Stored items from a collection
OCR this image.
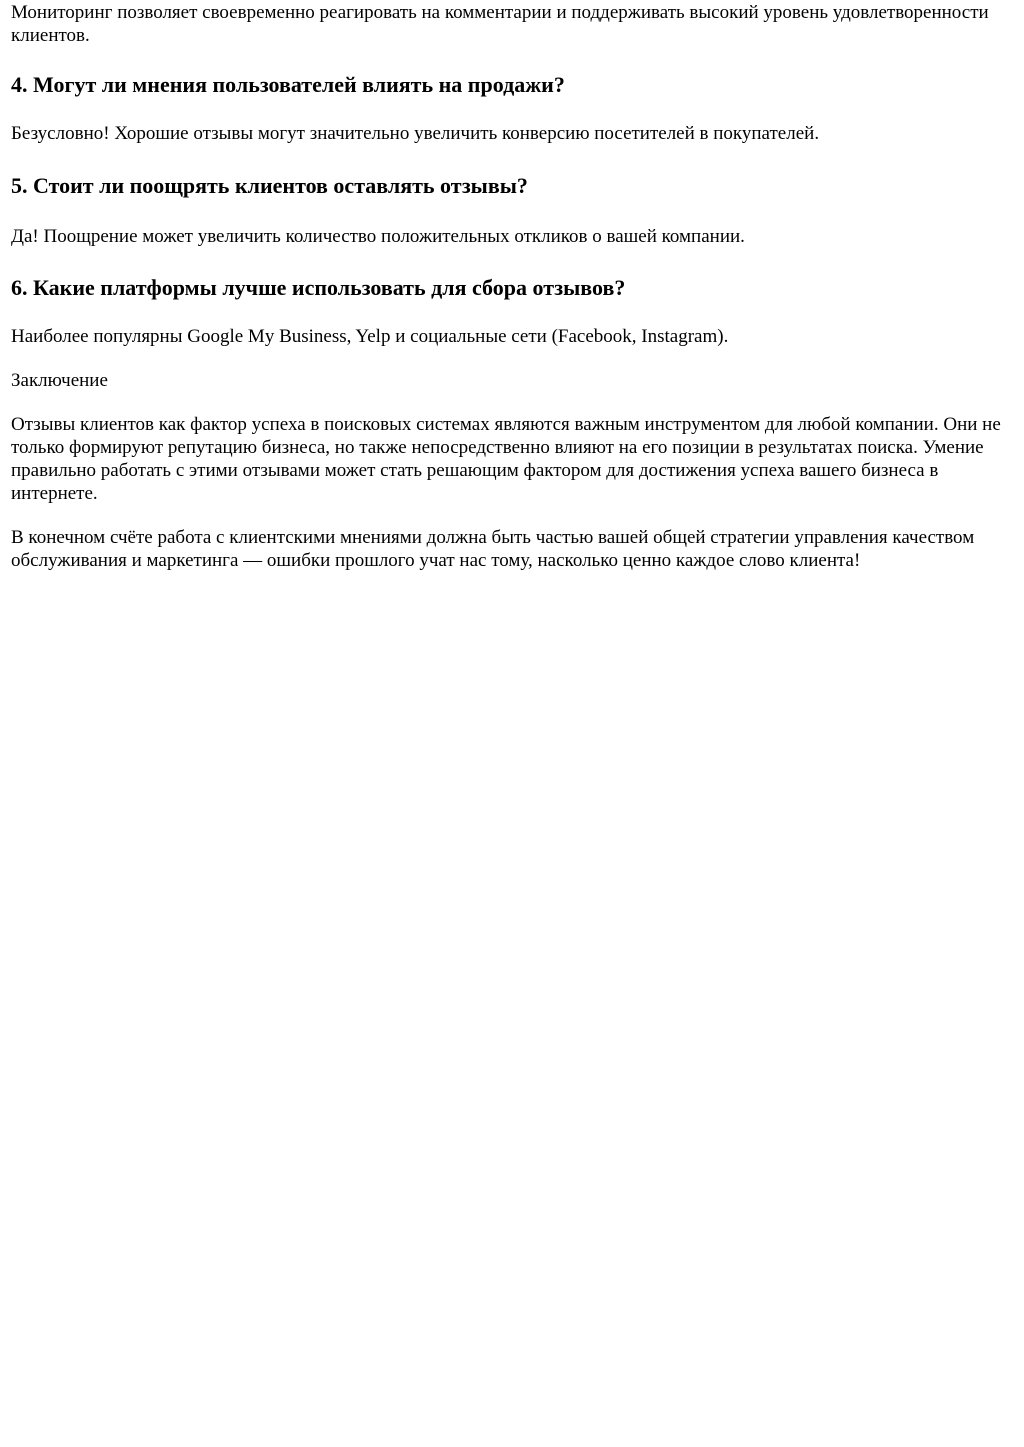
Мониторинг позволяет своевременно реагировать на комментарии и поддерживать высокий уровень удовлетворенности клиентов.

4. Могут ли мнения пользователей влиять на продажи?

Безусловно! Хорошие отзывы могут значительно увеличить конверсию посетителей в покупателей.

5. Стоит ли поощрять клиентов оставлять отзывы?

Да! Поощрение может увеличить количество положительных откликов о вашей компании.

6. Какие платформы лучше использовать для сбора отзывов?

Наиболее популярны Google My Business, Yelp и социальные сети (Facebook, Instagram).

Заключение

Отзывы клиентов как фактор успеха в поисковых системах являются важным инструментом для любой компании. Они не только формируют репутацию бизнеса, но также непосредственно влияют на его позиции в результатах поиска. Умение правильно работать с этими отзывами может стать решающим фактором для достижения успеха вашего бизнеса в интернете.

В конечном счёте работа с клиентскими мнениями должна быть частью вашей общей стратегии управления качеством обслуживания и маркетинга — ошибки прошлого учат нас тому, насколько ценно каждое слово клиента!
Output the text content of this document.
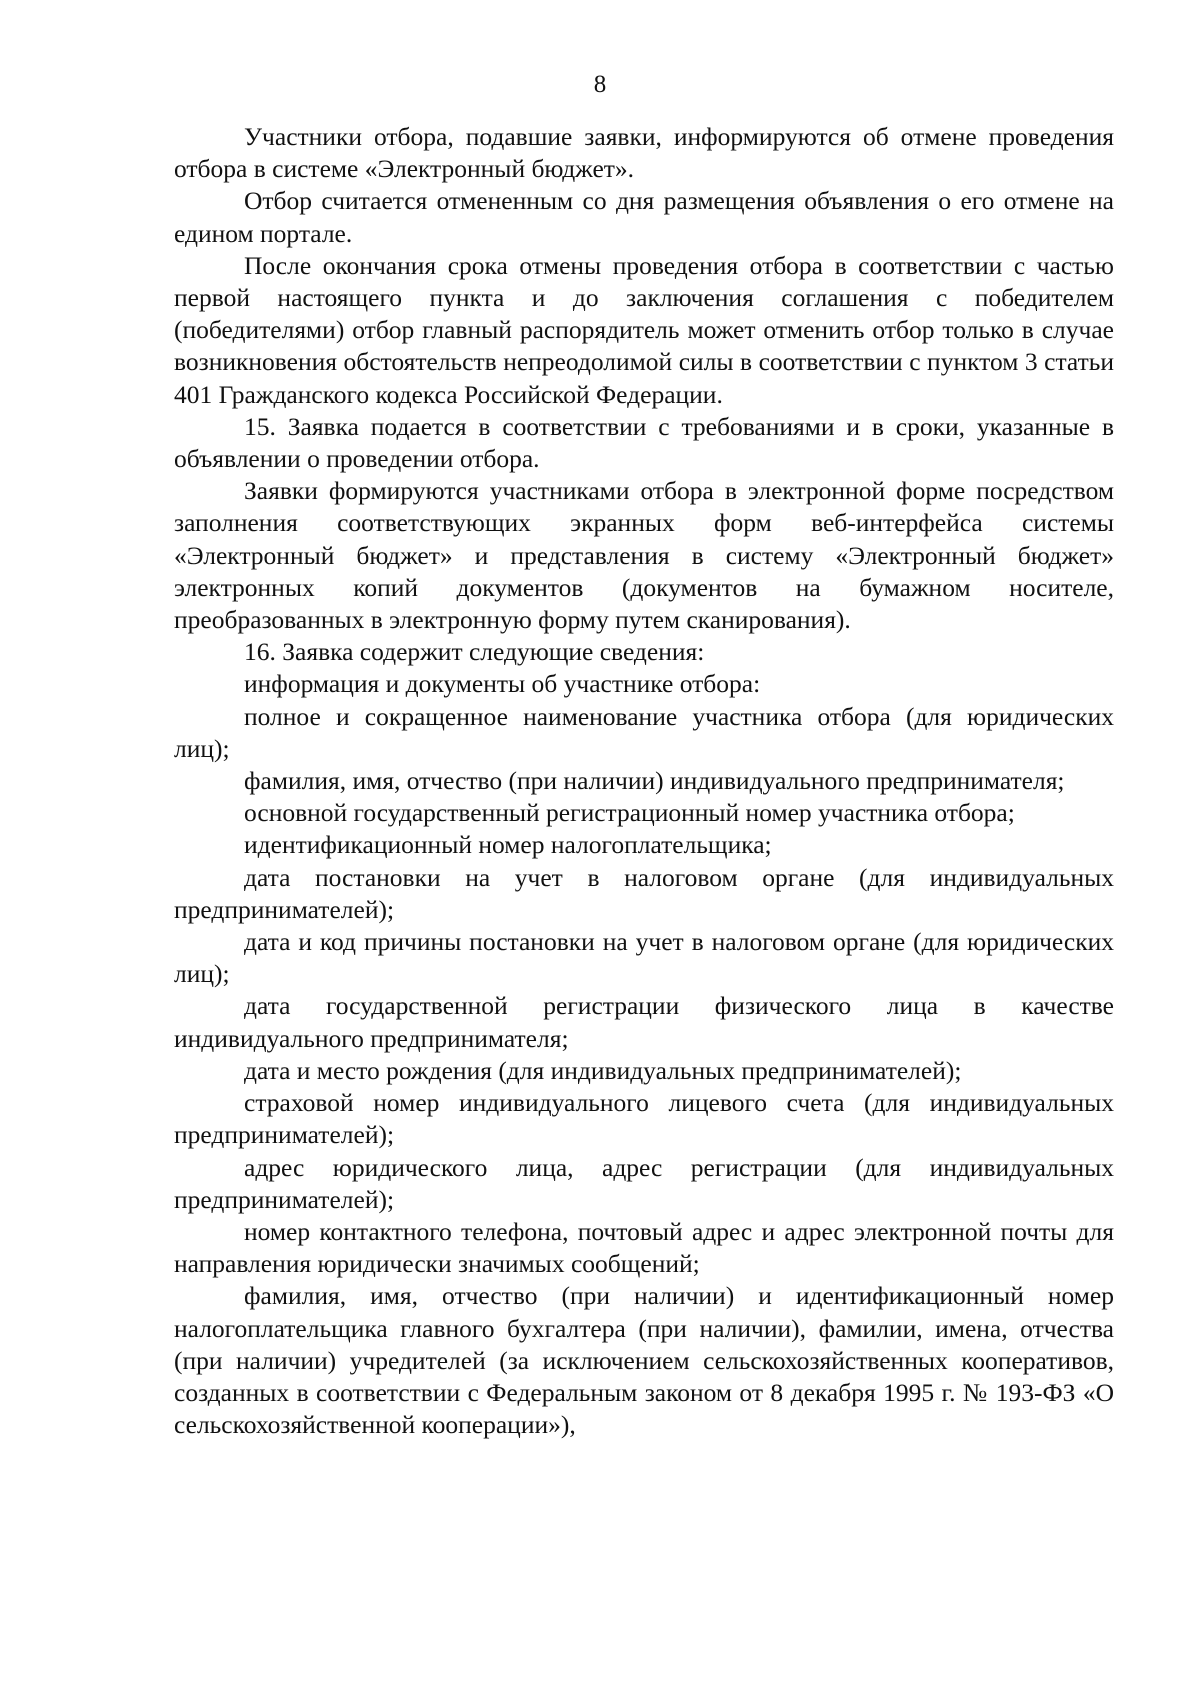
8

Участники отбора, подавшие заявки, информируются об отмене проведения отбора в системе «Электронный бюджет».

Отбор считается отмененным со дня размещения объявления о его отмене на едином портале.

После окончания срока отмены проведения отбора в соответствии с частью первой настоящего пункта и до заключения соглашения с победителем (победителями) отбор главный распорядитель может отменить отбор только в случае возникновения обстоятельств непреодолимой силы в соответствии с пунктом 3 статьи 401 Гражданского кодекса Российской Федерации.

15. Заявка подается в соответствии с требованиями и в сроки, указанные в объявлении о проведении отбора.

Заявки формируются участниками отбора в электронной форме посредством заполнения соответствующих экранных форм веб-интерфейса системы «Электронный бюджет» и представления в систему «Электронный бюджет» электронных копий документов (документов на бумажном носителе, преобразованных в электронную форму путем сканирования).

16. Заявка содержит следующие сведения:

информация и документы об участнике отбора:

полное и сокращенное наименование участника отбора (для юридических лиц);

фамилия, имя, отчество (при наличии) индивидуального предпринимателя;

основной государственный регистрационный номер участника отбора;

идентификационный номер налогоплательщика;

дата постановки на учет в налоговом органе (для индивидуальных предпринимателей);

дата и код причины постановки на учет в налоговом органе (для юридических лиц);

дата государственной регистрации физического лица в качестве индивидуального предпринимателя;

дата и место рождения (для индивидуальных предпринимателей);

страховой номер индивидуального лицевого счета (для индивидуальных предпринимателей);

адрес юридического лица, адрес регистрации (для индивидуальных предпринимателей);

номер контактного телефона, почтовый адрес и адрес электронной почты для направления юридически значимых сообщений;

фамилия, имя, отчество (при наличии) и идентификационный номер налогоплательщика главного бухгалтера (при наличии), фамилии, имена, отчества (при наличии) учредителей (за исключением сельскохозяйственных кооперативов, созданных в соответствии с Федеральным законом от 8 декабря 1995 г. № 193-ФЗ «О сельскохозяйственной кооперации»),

→ **DO THIS**
Using the listing, collect all lines in which the string "проведения" is found.

→ **TASK RESPONSE**
Участники отбора, подавшие заявки, информируются об отмене проведения отбора в системе «Электронный бюджет».
После окончания срока отмены проведения отбора в соответствии с частью первой настоящего пункта и до заключения соглашения с победителем (победителями) отбор главный распорядитель может отменить отбор только в случае возникновения обстоятельств непреодолимой силы в соответствии с пунктом 3 статьи 401 Гражданского кодекса Российской Федерации.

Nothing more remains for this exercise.